#### [WRITTEN PROBLEM]
In the data that follows, find the line containing "Type out the text in this image."; then quote that line and every line after it, exactly, through the last one.
★ ★ ★
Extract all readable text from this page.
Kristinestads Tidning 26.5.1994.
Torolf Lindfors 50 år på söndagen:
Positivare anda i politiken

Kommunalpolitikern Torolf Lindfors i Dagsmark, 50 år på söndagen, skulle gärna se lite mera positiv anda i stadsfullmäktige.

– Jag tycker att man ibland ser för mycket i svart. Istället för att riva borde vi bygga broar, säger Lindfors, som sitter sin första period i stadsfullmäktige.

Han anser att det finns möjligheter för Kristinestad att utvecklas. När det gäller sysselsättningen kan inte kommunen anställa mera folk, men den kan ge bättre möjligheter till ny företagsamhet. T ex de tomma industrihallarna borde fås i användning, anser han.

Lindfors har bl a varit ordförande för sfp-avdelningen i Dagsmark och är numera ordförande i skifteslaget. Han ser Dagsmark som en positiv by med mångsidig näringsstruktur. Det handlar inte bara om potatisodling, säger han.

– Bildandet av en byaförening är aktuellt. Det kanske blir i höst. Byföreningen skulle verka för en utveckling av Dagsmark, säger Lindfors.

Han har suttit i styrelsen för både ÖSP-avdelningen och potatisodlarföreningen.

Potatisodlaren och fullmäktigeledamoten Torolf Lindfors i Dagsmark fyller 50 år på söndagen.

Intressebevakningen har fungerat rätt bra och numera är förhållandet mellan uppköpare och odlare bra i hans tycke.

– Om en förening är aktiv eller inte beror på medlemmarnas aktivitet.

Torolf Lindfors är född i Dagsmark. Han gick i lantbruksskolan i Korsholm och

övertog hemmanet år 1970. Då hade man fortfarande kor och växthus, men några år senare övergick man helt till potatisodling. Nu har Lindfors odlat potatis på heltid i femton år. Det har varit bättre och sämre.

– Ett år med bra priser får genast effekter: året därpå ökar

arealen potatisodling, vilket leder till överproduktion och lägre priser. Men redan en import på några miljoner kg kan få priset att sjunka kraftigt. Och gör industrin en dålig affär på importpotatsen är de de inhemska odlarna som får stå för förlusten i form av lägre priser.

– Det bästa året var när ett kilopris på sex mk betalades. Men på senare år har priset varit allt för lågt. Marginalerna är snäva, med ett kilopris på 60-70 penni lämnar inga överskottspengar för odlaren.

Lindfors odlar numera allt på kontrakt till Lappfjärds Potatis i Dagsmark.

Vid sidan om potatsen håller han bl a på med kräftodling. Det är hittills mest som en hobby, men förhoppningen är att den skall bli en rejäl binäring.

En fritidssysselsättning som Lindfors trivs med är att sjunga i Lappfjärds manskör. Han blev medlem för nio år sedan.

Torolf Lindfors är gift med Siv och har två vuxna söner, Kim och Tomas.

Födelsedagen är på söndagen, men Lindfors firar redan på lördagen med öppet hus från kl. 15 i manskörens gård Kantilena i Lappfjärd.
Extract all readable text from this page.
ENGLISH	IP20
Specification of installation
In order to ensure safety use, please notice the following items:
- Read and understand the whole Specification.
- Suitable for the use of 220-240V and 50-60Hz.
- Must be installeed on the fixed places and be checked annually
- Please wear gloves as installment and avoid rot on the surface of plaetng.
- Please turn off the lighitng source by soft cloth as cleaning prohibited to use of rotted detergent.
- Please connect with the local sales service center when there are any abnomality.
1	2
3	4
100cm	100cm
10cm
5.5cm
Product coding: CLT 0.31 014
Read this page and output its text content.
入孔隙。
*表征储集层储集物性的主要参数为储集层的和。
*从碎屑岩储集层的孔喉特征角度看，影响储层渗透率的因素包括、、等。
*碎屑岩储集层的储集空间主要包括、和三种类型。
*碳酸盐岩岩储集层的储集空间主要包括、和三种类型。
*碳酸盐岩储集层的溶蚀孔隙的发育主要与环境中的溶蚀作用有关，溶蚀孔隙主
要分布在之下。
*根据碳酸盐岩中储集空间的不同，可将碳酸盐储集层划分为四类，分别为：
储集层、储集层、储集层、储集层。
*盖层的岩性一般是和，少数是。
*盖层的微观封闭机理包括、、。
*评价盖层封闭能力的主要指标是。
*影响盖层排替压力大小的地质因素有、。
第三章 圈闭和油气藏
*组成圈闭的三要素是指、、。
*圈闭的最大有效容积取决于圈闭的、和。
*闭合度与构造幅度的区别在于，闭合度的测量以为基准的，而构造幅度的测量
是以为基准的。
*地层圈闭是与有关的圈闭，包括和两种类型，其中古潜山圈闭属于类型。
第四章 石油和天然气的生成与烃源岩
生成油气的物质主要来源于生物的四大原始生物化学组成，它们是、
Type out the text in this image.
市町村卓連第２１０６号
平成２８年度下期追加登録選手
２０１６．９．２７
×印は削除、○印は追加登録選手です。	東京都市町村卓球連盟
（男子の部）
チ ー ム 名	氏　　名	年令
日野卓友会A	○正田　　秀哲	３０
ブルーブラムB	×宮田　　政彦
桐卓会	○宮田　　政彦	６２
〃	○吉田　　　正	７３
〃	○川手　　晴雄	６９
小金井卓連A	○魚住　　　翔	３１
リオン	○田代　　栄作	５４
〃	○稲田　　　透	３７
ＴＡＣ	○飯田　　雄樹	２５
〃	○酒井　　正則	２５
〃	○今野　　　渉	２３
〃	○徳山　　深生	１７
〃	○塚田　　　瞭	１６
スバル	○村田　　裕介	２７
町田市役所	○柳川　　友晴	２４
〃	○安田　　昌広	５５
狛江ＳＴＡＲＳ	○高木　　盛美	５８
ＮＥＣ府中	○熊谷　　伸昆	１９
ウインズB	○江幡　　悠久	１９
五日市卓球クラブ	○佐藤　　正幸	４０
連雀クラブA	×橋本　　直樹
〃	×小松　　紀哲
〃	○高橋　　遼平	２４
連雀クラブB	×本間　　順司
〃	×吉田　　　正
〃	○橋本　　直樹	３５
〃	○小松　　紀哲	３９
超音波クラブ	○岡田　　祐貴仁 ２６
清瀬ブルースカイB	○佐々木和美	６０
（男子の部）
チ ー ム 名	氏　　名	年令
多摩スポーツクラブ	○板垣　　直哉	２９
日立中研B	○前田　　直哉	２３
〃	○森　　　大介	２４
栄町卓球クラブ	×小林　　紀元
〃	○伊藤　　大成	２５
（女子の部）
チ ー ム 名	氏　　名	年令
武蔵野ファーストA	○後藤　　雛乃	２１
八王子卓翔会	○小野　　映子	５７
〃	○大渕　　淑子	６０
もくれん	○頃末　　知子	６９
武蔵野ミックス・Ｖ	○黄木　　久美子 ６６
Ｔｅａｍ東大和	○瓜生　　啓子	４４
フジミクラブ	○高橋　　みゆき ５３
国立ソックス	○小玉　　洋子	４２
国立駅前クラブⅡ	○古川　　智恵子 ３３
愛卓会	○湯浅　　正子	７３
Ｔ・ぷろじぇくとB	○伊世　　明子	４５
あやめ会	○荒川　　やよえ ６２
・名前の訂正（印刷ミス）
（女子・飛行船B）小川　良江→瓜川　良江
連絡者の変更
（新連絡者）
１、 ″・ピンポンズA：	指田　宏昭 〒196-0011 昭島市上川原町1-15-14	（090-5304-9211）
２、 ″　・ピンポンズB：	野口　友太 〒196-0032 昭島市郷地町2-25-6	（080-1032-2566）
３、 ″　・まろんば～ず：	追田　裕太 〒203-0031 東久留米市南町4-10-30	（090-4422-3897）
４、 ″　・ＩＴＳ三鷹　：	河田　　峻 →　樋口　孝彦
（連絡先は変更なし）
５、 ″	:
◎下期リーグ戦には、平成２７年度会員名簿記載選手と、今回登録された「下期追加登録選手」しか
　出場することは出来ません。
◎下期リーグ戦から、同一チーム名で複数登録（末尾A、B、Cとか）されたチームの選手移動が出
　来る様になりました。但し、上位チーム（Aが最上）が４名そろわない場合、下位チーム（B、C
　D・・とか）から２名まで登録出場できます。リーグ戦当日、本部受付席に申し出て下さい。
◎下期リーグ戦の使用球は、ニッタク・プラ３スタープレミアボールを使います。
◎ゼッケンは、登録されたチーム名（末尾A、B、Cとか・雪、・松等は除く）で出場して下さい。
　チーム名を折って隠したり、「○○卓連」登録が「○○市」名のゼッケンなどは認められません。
★ ★ ★
#### [FINISHED EXERCISE]
Type out the text in this image.
市町村卓連第２１０６号
平成２８年度下期追加登録選手
２０１６．９．２７
×印は削除、○印は追加登録選手です。	東京都市町村卓球連盟
（男子の部）
チ ー ム 名	氏　　名	年令
日野卓友会A	○正田　　秀哲	３０
ブルーブラムB	×宮田　　政彦
桐卓会	○宮田　　政彦	６２
〃	○吉田　　　正	７３
〃	○川手　　晴雄	６９
小金井卓連A	○魚住　　　翔	３１
リオン	○田代　　栄作	５４
〃	○稲田　　　透	３７
ＴＡＣ	○飯田　　雄樹	２５
〃	○酒井　　正則	２５
〃	○今野　　　渉	２３
〃	○徳山　　深生	１７
〃	○塚田　　　瞭	１６
スバル	○村田　　裕介	２７
町田市役所	○柳川　　友晴	２４
〃	○安田　　昌広	５５
狛江ＳＴＡＲＳ	○高木　　盛美	５８
ＮＥＣ府中	○熊谷　　伸昆	１９
ウインズB	○江幡　　悠久	１９
五日市卓球クラブ	○佐藤　　正幸	４０
連雀クラブA	×橋本　　直樹
〃	×小松　　紀哲
〃	○高橋　　遼平	２４
連雀クラブB	×本間　　順司
〃	×吉田　　　正
〃	○橋本　　直樹	３５
〃	○小松　　紀哲	３９
超音波クラブ	○岡田　　祐貴仁 ２６
清瀬ブルースカイB	○佐々木和美	６０
（男子の部）
チ ー ム 名	氏　　名	年令
多摩スポーツクラブ	○板垣　　直哉	２９
日立中研B	○前田　　直哉	２３
〃	○森　　　大介	２４
栄町卓球クラブ	×小林　　紀元
〃	○伊藤　　大成	２５
（女子の部）
チ ー ム 名	氏　　名	年令
武蔵野ファーストA	○後藤　　雛乃	２１
八王子卓翔会	○小野　　映子	５７
〃	○大渕　　淑子	６０
もくれん	○頃末　　知子	６９
武蔵野ミックス・Ｖ	○黄木　　久美子 ６６
Ｔｅａｍ東大和	○瓜生　　啓子	４４
フジミクラブ	○高橋　　みゆき ５３
国立ソックス	○小玉　　洋子	４２
国立駅前クラブⅡ	○古川　　智恵子 ３３
愛卓会	○湯浅　　正子	７３
Ｔ・ぷろじぇくとB	○伊世　　明子	４５
あやめ会	○荒川　　やよえ ６２
・名前の訂正（印刷ミス）
（女子・飛行船B）小川　良江→瓜川　良江
連絡者の変更
（新連絡者）
１、 ″・ピンポンズA：	指田　宏昭 〒196-0011 昭島市上川原町1-15-14	（090-5304-9211）
２、 ″　・ピンポンズB：	野口　友太 〒196-0032 昭島市郷地町2-25-6	（080-1032-2566）
３、 ″　・まろんば～ず：	追田　裕太 〒203-0031 東久留米市南町4-10-30	（090-4422-3897）
４、 ″　・ＩＴＳ三鷹　：	河田　　峻 →　樋口　孝彦
（連絡先は変更なし）
５、 ″	:
◎下期リーグ戦には、平成２７年度会員名簿記載選手と、今回登録された「下期追加登録選手」しか
　出場することは出来ません。
◎下期リーグ戦から、同一チーム名で複数登録（末尾A、B、Cとか）されたチームの選手移動が出
　来る様になりました。但し、上位チーム（Aが最上）が４名そろわない場合、下位チーム（B、C
　D・・とか）から２名まで登録出場できます。リーグ戦当日、本部受付席に申し出て下さい。
◎下期リーグ戦の使用球は、ニッタク・プラ３スタープレミアボールを使います。
◎ゼッケンは、登録されたチーム名（末尾A、B、Cとか・雪、・松等は除く）で出場して下さい。
　チーム名を折って隠したり、「○○卓連」登録が「○○市」名のゼッケンなどは認められません。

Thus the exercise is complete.